Comb the records below for the string "teoretiska" and copy each line where it turns up.

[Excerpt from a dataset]
+++

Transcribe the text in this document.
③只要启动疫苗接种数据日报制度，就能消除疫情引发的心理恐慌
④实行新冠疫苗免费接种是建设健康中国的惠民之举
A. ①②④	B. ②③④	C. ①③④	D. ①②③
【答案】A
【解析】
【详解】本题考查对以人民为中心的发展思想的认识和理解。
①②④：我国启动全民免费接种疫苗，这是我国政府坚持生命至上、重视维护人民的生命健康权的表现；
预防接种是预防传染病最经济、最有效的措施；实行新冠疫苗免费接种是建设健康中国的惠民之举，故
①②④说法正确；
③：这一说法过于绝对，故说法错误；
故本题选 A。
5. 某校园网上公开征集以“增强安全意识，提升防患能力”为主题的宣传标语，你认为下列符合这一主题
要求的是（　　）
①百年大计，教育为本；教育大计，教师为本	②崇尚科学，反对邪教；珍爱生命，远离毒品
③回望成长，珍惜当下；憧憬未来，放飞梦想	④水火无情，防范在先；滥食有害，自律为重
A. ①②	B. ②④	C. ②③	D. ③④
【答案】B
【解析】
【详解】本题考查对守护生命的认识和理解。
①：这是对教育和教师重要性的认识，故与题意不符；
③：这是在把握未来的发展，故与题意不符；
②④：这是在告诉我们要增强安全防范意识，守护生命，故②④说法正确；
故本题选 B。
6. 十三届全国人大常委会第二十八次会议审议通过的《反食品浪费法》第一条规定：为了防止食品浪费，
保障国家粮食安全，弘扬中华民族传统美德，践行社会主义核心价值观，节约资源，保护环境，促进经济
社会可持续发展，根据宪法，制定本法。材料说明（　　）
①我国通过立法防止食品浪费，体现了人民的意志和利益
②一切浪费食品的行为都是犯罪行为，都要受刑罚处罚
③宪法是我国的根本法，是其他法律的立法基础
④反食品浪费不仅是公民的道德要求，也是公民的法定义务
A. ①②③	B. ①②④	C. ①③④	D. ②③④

+++

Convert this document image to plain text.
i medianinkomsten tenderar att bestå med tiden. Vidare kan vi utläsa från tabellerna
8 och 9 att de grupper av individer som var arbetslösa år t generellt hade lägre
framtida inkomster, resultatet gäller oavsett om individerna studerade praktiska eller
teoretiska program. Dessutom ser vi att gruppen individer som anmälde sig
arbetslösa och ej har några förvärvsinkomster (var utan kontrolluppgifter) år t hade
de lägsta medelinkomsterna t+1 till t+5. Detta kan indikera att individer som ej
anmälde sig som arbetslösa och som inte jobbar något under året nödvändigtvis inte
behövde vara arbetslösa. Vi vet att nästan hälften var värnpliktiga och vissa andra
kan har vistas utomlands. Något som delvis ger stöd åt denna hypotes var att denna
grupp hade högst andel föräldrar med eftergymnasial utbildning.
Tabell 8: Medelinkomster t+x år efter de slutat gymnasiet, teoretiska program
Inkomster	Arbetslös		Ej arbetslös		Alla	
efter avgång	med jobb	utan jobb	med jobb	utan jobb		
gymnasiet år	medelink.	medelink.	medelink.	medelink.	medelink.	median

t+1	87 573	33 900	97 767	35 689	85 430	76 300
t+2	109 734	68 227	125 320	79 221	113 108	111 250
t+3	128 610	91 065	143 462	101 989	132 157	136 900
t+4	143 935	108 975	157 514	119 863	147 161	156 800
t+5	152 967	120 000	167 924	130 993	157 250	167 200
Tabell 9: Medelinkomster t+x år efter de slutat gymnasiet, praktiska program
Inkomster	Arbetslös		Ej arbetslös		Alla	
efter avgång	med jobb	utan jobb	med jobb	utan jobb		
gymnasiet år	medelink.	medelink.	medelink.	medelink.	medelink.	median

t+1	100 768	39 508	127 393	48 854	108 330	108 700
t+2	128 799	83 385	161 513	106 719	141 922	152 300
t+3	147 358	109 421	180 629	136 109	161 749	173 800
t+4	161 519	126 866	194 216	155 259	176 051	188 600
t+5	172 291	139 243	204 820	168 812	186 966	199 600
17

+++

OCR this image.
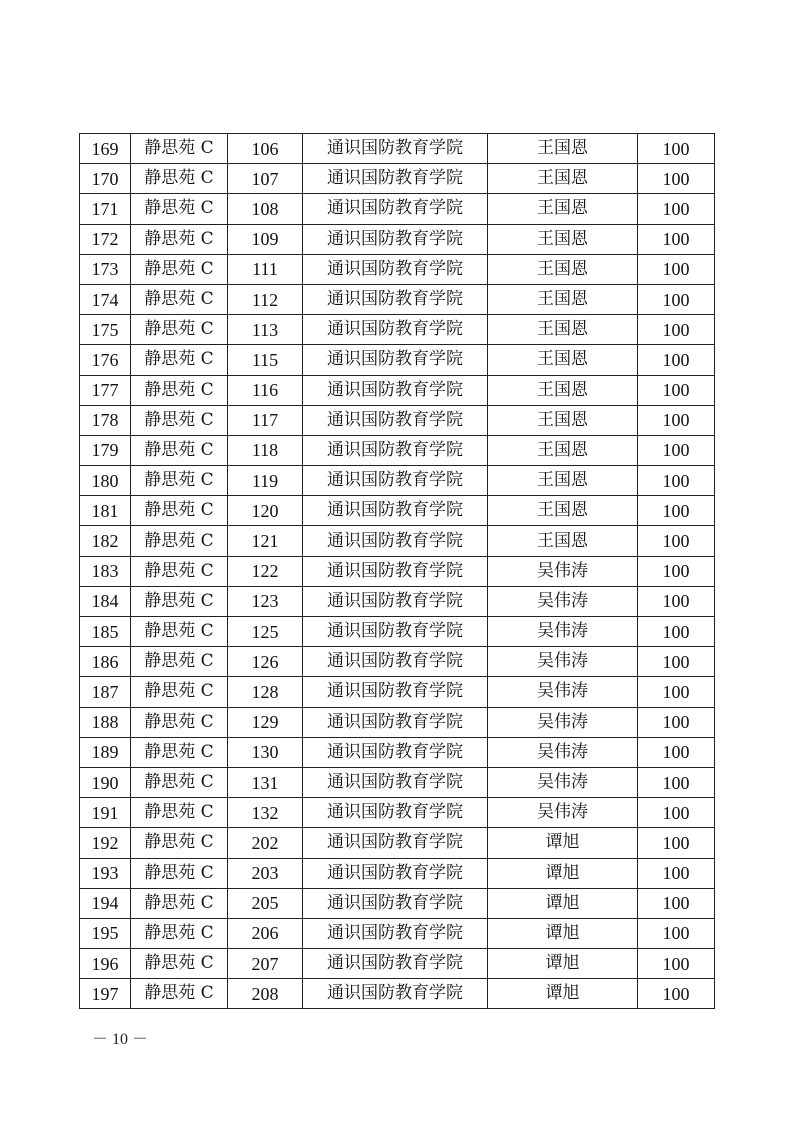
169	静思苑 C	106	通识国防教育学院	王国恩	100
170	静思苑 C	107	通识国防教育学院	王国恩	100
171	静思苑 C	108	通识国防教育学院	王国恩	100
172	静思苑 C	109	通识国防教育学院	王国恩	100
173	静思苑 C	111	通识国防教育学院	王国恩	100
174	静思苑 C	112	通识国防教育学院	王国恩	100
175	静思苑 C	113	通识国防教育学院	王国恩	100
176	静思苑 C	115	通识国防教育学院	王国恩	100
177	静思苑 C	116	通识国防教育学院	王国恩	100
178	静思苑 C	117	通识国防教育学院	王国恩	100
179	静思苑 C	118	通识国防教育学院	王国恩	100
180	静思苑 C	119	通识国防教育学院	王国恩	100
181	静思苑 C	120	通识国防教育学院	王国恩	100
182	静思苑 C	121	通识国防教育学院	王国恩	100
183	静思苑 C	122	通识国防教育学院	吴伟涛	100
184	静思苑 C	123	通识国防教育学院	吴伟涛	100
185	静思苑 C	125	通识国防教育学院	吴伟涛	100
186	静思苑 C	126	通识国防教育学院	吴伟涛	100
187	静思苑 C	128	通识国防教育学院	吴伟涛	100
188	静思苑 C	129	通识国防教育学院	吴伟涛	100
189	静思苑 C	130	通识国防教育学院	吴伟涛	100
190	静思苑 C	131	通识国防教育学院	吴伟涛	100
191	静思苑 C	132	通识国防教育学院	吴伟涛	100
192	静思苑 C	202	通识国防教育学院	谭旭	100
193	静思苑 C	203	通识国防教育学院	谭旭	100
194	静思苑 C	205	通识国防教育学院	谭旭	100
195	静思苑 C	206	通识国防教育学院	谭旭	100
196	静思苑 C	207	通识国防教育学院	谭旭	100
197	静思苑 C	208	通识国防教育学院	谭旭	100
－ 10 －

+++

▸ **Problem solution**
teoretiska program. Dessutom ser vi att gruppen individer som anmälde sig
Tabell 8: Medelinkomster t+x år efter de slutat gymnasiet, teoretiska program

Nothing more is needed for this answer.